_DIRECTIONS:_ Write out all lines holding the word "cables".

BEGIN GIVEN DATA

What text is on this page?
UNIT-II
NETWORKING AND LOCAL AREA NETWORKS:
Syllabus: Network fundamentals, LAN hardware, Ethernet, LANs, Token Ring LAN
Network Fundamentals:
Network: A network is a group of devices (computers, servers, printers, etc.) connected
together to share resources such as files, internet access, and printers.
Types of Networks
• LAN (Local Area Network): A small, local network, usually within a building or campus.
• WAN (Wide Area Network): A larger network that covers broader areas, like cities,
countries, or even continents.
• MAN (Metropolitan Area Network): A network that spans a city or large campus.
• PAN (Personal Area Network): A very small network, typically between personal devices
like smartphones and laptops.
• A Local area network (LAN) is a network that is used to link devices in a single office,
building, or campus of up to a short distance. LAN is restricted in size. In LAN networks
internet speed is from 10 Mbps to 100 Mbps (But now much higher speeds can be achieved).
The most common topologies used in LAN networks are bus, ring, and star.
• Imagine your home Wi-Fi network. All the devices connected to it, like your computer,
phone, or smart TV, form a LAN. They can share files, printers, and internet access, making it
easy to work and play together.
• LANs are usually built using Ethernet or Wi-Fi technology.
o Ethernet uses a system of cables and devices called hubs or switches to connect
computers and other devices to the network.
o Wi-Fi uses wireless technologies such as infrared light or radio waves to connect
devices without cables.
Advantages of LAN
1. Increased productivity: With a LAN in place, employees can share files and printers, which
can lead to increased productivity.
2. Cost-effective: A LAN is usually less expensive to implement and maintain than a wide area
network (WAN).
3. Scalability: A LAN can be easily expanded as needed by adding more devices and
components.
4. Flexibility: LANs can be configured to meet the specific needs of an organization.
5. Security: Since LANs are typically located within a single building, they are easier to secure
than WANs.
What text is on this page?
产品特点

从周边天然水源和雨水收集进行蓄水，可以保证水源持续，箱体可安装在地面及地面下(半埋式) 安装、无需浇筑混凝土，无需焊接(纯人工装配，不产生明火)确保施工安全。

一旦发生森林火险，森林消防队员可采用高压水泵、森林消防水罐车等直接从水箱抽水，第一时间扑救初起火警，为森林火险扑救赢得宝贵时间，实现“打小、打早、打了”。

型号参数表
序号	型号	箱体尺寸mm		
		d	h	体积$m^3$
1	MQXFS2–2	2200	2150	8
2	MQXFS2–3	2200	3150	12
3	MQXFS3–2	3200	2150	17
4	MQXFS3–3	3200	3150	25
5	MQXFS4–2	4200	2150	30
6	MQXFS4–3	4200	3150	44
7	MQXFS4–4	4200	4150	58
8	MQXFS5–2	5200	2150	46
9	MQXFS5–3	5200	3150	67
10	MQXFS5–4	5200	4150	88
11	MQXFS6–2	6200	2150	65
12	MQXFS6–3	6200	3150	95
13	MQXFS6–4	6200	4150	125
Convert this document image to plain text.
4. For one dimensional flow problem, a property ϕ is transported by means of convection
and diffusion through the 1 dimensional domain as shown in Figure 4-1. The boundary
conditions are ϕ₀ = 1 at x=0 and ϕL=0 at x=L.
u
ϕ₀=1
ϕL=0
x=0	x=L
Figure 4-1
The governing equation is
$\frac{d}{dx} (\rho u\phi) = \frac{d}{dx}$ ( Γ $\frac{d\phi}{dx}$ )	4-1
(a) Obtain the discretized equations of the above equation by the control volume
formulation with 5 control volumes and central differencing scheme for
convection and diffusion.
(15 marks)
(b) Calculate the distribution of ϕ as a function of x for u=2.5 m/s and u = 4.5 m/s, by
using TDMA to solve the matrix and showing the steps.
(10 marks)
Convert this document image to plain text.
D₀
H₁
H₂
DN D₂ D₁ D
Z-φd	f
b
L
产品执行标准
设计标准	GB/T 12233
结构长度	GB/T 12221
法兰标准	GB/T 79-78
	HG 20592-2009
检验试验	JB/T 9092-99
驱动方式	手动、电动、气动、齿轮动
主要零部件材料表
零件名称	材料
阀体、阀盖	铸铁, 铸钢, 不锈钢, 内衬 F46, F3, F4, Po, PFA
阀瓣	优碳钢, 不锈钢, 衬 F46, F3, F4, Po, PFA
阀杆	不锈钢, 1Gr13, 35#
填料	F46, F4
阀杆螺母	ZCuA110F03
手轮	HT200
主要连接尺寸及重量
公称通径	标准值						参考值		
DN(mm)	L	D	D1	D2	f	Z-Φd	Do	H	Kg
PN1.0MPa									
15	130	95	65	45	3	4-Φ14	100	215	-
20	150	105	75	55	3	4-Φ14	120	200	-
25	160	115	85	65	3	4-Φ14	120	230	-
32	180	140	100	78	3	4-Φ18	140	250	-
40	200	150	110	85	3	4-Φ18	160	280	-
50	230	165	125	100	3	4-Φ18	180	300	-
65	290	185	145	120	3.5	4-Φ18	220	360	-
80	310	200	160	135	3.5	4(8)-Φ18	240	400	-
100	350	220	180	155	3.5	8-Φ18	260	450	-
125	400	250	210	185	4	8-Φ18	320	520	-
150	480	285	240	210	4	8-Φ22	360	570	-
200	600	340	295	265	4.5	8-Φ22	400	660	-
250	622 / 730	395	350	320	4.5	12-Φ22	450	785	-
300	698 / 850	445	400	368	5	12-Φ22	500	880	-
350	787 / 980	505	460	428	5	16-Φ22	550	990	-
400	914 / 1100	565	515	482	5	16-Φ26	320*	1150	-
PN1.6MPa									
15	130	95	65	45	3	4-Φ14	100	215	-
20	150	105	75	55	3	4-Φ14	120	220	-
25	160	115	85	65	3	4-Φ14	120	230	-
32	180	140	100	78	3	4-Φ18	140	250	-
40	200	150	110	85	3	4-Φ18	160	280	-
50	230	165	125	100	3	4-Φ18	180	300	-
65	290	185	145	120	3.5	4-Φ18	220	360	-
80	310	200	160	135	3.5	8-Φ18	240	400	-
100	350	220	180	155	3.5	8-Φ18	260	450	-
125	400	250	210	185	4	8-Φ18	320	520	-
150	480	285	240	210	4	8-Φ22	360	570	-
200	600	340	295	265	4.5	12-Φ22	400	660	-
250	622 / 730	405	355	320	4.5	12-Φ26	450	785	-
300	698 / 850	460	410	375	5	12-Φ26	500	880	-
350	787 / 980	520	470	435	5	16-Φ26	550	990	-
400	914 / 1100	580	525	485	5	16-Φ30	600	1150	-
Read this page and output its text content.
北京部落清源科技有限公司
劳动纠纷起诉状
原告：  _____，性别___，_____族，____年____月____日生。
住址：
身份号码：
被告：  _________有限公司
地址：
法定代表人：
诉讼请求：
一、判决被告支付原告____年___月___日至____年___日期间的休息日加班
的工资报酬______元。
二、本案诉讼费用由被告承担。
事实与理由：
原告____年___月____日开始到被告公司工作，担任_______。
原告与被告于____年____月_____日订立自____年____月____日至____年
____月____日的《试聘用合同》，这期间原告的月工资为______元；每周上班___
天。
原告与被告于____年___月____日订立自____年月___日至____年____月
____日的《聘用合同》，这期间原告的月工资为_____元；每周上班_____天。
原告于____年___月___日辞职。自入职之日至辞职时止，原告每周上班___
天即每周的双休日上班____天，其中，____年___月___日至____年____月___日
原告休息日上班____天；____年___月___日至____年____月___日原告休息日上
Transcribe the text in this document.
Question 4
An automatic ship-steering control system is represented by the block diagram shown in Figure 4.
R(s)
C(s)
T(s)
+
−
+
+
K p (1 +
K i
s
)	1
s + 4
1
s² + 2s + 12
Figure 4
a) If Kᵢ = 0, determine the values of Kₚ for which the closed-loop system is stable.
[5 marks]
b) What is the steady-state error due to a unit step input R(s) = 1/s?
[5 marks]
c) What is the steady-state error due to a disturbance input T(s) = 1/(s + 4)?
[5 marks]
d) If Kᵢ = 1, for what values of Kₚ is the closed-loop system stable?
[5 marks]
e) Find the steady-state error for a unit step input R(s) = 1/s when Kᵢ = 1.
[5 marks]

END GIVEN DATA

_EXPECTED ANSWER:_
o Ethernet uses a system of cables and devices called hubs or switches to connect
devices without cables.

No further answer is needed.